## [Task]
Resume the passage below on creative nonfiction and composition studies, writing on from its last sentence.

And yet we crave the personal, the intimate narrative
detail that literary nonfiction and personal essays can provide. We pay an
aesthetic and emotional price for such distance. Yes, I could (and still may) write about
issues orphans have in composing identities using postmodern theories borrowed
from the study of diasporic literatures, but must this necessarily entail
masking the central experience behind my inquiry? Must I remain hidden behind some Oz-like
curtain? Can’t the
“I” (or some other breathing persona) come forward? Creative
nonfiction is so attractive at the beginning of the 21st century
because it allows the “I” to surface; it has the potential to blend
two distinct, institutionalized traditions—journalism and creative
writing (including memoir).
It’s a hybrid—bringing together investigative research with
narrative, either first or third person.
But there’s a problem with adopting creative nonfiction broadly
for composition studies’ purposes.
The academy, except insofar as it houses journalism and creative
writing, again doesn’t really figure in. The turf wars over ownership of
this genre are only beginning (creative writing seems to be slightly
ahead). Despite successful forays
into creative nonfiction publication venues, composition instructors with a
bent toward the belletristic have slim chance of claiming the form, cultural theorists
slimmer still, and qualitative researchers slimmest of all.
We need in the academy a different kind of hybrid, one
that perhaps expands creative nonfiction and/or the personal essay to include
the academic. Such a form could blend
the richness of our traditions—the narrative essay (first person and third),
as well as research (whether investigative, critical, qualitative, or
quantitative). It could adapt the
voices of these distinct traditions so that a self-consciously literary voice,
or a reporting or declaring voice, or even a confessional,
“Romantic” voice finds itself dialogically situated along side of
an academic critical voice, a voice that acknowledges and investigates, in
Peter Mortensen’s words, “the cultural and narrative forces”
that comprise and create it. Where
better for such a form to flourish than in a discipline named composition.
While we’re tempted to look elsewhere, perhaps because of professional insecurity,
perhaps because interdisciplinary research has yielded results—good
results—in the past (and our rediscovery of journalism and creative
writing has proven no different), it now seems the time to look straight ahead
of us, even behind us. The answer
is before us, it defines us. While
literary nonfiction and creative nonfiction have already been adopted by the
creative and commercial writing worlds, this hybrid called composition is
already recognizably ours. We would
be doing, after all, the work our field has always done, even if in separate
pieces in separate publications.

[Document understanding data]
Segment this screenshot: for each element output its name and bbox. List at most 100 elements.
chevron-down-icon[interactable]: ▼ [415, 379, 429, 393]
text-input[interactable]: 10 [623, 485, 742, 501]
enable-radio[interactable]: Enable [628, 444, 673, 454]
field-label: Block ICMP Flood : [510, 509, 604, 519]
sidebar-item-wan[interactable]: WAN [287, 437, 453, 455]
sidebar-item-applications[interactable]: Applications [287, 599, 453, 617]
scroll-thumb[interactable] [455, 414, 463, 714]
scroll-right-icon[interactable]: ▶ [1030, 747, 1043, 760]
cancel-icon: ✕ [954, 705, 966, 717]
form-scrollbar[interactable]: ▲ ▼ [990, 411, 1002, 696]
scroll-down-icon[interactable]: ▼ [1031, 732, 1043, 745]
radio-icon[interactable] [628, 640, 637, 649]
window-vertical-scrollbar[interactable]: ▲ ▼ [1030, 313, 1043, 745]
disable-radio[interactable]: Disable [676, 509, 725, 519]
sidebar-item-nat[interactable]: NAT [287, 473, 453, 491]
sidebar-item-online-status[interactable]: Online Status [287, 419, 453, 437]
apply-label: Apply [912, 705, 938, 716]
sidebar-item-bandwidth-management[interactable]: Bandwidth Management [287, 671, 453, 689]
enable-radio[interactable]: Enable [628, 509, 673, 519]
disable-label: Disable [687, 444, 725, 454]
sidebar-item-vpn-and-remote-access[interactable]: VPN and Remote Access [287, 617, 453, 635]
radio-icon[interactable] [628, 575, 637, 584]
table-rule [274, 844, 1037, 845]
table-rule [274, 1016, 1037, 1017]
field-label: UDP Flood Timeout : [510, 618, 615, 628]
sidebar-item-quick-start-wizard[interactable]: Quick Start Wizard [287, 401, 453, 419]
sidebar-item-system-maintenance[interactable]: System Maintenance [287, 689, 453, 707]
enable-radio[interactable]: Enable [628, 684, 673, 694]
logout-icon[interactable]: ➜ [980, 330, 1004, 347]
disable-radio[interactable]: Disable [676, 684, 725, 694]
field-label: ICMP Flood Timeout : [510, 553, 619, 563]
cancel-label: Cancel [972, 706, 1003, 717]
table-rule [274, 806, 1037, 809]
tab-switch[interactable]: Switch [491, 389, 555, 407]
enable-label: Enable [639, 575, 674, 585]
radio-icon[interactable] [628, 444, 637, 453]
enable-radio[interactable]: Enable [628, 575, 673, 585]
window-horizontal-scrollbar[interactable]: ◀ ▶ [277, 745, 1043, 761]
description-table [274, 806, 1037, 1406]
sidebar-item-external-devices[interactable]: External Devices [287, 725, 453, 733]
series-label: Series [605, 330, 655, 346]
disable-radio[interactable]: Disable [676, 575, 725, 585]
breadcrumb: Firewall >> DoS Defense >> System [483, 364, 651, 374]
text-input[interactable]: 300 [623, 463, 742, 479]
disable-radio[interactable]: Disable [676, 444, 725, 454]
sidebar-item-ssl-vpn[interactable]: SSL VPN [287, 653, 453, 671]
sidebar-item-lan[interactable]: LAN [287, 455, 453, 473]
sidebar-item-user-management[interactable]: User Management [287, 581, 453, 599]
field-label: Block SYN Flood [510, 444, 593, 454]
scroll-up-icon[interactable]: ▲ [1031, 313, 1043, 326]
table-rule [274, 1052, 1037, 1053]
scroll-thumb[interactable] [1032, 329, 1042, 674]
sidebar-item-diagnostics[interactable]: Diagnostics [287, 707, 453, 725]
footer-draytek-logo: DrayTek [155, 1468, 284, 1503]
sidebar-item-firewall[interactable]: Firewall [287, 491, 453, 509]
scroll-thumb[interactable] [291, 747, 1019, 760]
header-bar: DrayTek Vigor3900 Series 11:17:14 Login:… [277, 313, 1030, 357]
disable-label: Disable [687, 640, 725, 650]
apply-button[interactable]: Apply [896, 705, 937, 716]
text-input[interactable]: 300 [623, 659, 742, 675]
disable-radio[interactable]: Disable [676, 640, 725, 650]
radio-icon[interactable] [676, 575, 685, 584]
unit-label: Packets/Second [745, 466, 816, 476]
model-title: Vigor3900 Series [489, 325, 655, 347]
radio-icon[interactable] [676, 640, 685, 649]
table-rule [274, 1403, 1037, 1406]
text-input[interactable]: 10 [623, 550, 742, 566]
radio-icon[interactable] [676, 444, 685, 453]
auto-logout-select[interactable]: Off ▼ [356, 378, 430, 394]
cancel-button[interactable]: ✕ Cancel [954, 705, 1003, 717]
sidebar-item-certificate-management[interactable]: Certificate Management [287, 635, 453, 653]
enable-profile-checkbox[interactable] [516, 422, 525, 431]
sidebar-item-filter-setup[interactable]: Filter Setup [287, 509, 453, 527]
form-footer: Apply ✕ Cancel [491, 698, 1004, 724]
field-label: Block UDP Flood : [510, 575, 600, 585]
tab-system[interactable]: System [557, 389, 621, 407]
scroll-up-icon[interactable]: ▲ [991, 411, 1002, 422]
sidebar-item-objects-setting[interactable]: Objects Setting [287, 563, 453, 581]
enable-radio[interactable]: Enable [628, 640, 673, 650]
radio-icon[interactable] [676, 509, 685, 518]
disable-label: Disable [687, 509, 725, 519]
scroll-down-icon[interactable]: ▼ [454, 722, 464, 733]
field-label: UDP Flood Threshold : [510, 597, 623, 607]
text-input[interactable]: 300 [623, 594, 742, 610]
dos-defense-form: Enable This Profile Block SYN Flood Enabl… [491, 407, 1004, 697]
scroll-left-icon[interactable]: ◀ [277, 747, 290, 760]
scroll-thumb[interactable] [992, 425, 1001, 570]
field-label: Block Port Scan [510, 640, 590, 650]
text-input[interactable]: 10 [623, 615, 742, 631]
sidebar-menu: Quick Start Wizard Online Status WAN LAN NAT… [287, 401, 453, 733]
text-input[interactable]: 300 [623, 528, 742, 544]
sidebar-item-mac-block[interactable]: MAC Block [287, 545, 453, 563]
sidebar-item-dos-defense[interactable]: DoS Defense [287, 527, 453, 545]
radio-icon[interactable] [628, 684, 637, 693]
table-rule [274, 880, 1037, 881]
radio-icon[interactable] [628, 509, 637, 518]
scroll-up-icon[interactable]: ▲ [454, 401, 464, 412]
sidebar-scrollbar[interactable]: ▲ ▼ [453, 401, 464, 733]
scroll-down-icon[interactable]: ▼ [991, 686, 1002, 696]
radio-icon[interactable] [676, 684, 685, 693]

## [Output of the exercise]
Many composition scholars write personal essays, or are beginning
to—Chris Anderson, Anne Gere, Lynn Bloom, Elizabeth Hodges, Min-Zhan Lu,
Randall Roorda to name just a few—but their essays aren’t visible
to their composition colleagues.
They’re seen now as extracurricular, a part of the small literary
magazine world. And when scholars
have written hybrid books (for example, Brenda Brueggemann’s Lend Me
Your Ear, Min-Zhan Lu’s Shanghai
Quarter, or Mike Rose’s Lives on the Boundary, or Victor
Villanueva’s Bootstraps), the work is described as
“unusual”; its presence is unexpected, its case anomalous. The
question is, why? Why, in Lynn Bloom words, don’t we write what we teach? Why aren’t we more accustomed to
reading essays by teachers and scholars in our professional
publications? One could blame the
editors of books and journals in the field, but as Bloom notes, “we have
met the editors and they are us.”
We have also, of course, met the peer reviewers, and we have a
consistently steady stream of representatives from publishing houses who want
to meet with us. We have
significant publishing venues (scholarly journals and books, a large—by
academic standards—textbook market).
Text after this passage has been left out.